▶ **TASK DETAILS**: Turn everything from the first line of the entries down through the line containing "nutrient-amount: 15 mg <box>500 291" into a Markdown table with two columns, Row and Line, numbering each row and skipping blank lines.

• • • • •

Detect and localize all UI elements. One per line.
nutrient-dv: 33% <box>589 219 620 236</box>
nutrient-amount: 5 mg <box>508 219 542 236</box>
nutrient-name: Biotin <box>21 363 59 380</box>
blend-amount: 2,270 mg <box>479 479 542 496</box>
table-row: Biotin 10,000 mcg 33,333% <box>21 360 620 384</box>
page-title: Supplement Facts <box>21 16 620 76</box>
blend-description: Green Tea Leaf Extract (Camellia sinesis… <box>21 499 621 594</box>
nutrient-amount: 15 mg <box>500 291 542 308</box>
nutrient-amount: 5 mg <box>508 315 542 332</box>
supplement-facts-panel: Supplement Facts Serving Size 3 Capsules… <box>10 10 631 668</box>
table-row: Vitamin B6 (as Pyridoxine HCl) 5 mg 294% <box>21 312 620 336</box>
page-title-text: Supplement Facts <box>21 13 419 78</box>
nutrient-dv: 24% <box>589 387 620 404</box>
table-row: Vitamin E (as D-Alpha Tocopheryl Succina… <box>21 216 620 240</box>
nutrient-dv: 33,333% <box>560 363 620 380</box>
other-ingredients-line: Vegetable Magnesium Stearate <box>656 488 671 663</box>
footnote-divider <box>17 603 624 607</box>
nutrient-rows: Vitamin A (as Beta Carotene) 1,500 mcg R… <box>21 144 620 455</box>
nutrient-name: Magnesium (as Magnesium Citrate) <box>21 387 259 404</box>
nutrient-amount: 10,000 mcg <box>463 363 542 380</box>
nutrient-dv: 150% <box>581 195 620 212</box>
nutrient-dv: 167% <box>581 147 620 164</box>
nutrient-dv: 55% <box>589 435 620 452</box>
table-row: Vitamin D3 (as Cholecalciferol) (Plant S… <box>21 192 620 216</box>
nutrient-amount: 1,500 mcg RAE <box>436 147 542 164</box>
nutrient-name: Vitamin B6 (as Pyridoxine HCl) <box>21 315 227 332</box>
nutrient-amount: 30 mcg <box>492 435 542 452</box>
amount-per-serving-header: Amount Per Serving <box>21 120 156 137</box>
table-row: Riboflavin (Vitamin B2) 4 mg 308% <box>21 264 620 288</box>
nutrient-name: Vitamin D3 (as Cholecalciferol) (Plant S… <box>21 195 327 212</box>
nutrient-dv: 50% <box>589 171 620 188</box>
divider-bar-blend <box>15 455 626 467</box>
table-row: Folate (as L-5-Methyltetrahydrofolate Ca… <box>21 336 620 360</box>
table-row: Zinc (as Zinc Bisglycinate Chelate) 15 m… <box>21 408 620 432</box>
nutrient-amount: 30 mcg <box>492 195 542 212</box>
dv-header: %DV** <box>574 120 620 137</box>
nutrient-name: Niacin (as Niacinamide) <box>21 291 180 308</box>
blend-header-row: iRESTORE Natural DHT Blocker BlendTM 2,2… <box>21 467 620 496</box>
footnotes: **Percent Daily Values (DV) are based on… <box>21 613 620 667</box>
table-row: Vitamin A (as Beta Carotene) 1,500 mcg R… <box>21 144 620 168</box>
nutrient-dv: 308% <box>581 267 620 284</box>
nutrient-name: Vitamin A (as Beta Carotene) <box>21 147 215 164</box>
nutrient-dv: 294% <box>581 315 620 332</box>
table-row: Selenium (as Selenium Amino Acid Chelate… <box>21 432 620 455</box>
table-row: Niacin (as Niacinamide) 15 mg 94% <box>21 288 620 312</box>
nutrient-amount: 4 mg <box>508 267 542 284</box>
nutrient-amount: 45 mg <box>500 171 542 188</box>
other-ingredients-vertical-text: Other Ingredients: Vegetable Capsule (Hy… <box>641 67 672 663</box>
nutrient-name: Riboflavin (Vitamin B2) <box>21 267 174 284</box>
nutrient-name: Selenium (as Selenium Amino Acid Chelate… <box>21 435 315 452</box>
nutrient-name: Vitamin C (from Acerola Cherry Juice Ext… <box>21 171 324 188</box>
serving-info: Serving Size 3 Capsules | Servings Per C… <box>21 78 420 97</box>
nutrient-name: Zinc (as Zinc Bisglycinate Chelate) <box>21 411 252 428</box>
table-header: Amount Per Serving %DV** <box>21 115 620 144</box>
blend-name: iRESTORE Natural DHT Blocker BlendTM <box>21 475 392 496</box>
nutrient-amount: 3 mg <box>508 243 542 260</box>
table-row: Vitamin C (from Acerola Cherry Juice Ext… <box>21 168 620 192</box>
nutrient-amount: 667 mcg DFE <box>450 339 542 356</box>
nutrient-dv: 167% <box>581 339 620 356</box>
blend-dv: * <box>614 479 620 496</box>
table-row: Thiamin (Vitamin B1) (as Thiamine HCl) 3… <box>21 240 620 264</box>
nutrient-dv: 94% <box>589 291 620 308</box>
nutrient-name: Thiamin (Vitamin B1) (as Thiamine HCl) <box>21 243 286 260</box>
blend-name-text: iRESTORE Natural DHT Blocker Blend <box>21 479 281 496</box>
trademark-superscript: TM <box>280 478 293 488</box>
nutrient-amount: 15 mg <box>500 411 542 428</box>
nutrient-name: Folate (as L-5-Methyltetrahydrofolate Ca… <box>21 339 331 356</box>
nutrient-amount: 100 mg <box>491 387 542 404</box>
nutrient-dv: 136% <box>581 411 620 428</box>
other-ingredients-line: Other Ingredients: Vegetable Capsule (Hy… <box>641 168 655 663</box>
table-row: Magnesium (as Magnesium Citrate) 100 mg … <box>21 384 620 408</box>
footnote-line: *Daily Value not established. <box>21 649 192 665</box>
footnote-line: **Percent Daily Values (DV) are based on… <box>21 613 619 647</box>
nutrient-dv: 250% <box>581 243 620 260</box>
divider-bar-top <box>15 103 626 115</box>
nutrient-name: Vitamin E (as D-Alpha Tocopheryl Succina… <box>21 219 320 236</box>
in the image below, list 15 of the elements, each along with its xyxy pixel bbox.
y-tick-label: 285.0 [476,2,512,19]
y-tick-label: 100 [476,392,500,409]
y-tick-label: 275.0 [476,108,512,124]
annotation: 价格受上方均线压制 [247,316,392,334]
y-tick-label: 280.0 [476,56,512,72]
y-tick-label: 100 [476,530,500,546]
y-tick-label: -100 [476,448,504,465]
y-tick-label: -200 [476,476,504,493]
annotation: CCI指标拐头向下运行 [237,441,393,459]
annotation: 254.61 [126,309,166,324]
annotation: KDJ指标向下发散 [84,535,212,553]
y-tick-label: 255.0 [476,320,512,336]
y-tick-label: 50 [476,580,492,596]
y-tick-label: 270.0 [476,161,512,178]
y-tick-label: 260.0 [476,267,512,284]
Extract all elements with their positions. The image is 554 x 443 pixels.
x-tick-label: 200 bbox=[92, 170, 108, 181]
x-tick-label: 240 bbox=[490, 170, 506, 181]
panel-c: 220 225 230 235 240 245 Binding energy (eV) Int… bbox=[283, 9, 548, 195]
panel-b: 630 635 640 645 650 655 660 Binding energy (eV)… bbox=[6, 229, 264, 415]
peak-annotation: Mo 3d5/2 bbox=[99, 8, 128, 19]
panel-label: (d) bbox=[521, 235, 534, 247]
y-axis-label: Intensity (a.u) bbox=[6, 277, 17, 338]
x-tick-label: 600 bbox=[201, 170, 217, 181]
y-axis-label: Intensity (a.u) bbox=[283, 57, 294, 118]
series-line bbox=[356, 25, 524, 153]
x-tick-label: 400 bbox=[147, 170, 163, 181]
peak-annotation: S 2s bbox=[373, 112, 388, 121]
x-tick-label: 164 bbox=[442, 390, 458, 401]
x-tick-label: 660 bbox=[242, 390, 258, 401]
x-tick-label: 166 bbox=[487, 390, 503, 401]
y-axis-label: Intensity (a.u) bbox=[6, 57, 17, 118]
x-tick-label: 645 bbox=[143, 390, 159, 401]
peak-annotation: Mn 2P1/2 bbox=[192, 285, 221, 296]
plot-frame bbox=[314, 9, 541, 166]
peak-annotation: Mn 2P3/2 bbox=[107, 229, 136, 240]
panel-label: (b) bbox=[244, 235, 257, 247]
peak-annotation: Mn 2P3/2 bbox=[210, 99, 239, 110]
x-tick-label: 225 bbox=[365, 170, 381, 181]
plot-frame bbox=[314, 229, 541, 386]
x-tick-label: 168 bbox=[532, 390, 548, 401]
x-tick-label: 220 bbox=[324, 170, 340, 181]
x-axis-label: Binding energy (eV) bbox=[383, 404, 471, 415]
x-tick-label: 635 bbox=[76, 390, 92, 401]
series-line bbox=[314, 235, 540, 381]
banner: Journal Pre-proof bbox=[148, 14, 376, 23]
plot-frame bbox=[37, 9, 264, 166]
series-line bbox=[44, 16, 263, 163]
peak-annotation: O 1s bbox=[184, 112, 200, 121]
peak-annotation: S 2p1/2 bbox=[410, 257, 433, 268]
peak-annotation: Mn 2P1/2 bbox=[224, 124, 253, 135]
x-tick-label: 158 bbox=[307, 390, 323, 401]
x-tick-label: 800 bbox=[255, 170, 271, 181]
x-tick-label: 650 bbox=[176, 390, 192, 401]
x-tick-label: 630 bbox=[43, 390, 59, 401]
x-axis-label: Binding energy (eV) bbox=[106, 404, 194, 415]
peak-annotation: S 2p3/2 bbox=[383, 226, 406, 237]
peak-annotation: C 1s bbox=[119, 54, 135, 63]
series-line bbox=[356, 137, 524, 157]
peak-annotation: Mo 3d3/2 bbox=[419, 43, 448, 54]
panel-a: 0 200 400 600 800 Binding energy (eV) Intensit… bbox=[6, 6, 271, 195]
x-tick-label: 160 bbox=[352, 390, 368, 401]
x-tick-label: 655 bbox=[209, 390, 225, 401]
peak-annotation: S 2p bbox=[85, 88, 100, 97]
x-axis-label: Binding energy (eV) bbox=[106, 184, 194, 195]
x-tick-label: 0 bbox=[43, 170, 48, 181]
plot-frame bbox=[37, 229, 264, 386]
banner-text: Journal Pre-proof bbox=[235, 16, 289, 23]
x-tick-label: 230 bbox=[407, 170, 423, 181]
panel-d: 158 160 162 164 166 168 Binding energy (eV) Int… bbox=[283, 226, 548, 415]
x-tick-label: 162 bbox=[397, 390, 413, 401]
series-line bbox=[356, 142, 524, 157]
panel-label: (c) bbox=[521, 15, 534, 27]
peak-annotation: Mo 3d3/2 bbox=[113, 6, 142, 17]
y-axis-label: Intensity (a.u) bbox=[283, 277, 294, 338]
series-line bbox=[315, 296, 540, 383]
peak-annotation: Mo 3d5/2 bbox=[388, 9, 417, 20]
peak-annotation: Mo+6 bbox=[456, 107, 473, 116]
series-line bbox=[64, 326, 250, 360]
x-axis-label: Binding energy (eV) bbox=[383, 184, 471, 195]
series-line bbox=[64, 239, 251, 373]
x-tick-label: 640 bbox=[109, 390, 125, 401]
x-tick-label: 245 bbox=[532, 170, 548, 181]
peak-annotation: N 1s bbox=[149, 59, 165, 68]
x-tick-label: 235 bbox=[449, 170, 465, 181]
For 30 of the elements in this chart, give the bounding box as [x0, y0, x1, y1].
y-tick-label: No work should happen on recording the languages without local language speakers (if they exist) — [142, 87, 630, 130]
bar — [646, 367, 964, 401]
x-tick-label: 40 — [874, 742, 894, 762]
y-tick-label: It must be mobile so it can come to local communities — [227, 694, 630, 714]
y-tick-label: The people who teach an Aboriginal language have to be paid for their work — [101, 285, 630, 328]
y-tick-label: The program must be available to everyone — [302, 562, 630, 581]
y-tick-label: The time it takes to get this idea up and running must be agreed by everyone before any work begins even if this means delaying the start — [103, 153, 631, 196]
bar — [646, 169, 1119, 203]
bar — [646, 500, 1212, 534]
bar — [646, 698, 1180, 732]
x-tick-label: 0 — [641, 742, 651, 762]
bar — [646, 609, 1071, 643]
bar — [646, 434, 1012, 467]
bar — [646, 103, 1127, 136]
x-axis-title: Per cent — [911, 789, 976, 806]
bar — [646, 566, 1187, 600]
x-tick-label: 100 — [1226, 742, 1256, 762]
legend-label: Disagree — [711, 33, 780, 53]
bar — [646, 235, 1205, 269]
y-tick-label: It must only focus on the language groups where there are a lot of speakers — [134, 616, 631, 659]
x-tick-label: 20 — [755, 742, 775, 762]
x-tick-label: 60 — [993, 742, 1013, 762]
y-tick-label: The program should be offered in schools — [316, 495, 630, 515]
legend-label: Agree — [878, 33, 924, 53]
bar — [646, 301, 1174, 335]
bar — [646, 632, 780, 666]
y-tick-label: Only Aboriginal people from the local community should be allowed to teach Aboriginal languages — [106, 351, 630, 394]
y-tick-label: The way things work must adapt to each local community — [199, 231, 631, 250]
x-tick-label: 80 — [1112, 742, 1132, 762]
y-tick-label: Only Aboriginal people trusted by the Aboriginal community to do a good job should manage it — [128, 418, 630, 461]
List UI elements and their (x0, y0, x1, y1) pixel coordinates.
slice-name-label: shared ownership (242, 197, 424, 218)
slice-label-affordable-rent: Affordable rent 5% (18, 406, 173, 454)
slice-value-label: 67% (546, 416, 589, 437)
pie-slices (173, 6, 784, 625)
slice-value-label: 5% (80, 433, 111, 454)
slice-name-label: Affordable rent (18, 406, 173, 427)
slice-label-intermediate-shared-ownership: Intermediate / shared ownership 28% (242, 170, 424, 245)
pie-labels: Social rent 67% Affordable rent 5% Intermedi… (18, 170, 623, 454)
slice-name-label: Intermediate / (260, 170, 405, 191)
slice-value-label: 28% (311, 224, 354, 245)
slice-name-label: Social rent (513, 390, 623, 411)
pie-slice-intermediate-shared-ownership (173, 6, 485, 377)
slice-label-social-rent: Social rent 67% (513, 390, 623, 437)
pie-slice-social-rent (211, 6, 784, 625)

• • • • •

▶ **FULL SOLUTION**:
| Row | Line |
|---|---|
| 1 | Detect and localize all UI elements. One per line. |
| 2 | nutrient-dv: 33% <box>589 219 620 236</box> |
| 3 | nutrient-amount: 5 mg <box>508 219 542 236</box> |
| 4 | nutrient-name: Biotin <box>21 363 59 380</box> |
| 5 | blend-amount: 2,270 mg <box>479 479 542 496</box> |
| 6 | table-row: Biotin 10,000 mcg 33,333% <box>21 360 620 384</box> |
| 7 | page-title: Supplement Facts <box>21 16 620 76</box> |
| 8 | blend-description: Green Tea Leaf Extract (Camellia sinesis… <box>21 499 621 594</box> |
| 9 | nutrient-amount: 15 mg <box>500 291 542 308</box> |